>> start

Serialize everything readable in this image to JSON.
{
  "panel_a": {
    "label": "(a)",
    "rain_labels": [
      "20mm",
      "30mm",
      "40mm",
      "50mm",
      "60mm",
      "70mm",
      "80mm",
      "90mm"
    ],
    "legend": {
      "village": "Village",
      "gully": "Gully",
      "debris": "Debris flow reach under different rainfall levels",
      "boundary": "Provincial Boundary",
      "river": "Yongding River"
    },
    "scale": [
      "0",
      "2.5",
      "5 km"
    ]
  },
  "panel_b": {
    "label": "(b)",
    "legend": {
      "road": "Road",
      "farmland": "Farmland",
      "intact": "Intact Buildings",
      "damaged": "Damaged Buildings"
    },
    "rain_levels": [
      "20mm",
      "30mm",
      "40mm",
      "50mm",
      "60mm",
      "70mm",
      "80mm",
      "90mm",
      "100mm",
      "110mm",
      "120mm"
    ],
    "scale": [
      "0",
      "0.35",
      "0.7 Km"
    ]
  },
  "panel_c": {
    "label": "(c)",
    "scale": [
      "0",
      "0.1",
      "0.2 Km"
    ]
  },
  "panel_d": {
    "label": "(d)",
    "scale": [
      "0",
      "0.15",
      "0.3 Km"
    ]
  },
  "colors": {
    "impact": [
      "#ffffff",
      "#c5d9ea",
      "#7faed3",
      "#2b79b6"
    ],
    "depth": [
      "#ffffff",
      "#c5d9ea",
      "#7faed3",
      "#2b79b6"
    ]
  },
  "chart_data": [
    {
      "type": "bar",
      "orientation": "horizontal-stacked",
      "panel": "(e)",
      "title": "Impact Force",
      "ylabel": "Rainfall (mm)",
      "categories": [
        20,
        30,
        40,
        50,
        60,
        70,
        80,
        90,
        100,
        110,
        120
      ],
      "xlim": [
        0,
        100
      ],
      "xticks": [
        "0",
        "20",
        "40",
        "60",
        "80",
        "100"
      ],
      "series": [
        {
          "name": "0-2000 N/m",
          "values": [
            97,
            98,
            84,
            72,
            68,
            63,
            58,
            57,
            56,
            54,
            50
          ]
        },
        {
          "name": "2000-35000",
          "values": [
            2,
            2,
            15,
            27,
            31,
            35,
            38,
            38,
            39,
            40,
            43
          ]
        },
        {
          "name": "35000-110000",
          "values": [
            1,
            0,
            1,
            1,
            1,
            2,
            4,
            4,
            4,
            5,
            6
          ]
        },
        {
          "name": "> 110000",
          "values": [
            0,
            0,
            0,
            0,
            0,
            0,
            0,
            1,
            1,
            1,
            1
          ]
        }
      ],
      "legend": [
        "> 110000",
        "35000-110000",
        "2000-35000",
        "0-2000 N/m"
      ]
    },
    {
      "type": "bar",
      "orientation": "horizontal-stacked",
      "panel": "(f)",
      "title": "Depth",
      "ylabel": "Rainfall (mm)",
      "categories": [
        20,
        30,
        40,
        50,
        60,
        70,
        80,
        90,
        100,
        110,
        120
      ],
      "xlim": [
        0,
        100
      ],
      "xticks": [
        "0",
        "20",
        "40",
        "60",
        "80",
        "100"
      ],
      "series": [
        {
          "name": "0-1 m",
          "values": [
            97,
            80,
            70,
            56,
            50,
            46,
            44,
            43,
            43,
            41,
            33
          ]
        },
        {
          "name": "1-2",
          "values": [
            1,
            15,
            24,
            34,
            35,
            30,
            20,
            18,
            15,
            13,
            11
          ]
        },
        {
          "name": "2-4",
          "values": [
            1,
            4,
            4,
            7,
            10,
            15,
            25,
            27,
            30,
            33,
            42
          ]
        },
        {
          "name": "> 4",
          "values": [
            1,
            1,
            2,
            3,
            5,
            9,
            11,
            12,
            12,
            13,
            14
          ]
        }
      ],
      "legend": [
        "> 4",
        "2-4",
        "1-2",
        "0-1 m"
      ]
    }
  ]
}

>> end

[Your task] Each line in the listing above that contains "name" should be copied.

[The answer]
          "name": "0-2000 N/m",
          "name": "2000-35000",
          "name": "35000-110000",
          "name": "> 110000",
          "name": "0-1 m",
          "name": "1-2",
          "name": "2-4",
          "name": "> 4",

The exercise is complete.